Dataset items:
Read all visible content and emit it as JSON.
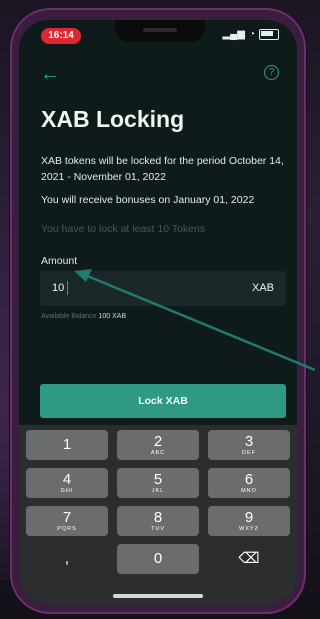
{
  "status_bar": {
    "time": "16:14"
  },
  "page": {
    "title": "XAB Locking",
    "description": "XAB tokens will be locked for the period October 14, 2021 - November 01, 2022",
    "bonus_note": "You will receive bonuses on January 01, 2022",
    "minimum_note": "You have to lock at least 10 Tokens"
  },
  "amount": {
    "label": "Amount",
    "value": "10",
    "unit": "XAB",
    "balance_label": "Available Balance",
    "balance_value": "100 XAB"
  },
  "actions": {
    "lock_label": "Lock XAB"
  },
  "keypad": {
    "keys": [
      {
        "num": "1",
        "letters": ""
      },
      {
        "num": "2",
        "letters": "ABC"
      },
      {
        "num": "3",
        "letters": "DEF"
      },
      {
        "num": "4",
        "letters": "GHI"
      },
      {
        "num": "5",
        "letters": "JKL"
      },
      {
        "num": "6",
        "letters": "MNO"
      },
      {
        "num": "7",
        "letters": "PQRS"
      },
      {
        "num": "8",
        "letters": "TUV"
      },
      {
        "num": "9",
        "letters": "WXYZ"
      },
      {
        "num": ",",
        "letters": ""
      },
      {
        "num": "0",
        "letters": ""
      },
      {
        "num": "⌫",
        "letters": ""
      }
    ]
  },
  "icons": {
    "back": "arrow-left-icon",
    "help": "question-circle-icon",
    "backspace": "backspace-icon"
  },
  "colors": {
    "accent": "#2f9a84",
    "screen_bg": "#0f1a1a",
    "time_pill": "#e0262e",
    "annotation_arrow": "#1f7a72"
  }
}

**REQUEST**
In the copy, include all records verbatim but no images.

**EXERCISE OUTPUT**
Read all visible content and emit it as JSON.
{
  "status_bar": {
    "time": "16:14"
  },
  "page": {
    "title": "XAB Locking",
    "description": "XAB tokens will be locked for the period October 14, 2021 - November 01, 2022",
    "bonus_note": "You will receive bonuses on January 01, 2022",
    "minimum_note": "You have to lock at least 10 Tokens"
  },
  "amount": {
    "label": "Amount",
    "value": "10",
    "unit": "XAB",
    "balance_label": "Available Balance",
    "balance_value": "100 XAB"
  },
  "actions": {
    "lock_label": "Lock XAB"
  },
  "keypad": {
    "keys": [
      {
        "num": "1",
        "letters": ""
      },
      {
        "num": "2",
        "letters": "ABC"
      },
      {
        "num": "3",
        "letters": "DEF"
      },
      {
        "num": "4",
        "letters": "GHI"
      },
      {
        "num": "5",
        "letters": "JKL"
      },
      {
        "num": "6",
        "letters": "MNO"
      },
      {
        "num": "7",
        "letters": "PQRS"
      },
      {
        "num": "8",
        "letters": "TUV"
      },
      {
        "num": "9",
        "letters": "WXYZ"
      },
      {
        "num": ",",
        "letters": ""
      },
      {
        "num": "0",
        "letters": ""
      },
      {
        "num": "⌫",
        "letters": ""
      }
    ]
  },
  "icons": {
    "back": "arrow-left-icon",
    "help": "question-circle-icon",
    "backspace": "backspace-icon"
  },
  "colors": {
    "accent": "#2f9a84",
    "screen_bg": "#0f1a1a",
    "time_pill": "#e0262e",
    "annotation_arrow": "#1f7a72"
  }
}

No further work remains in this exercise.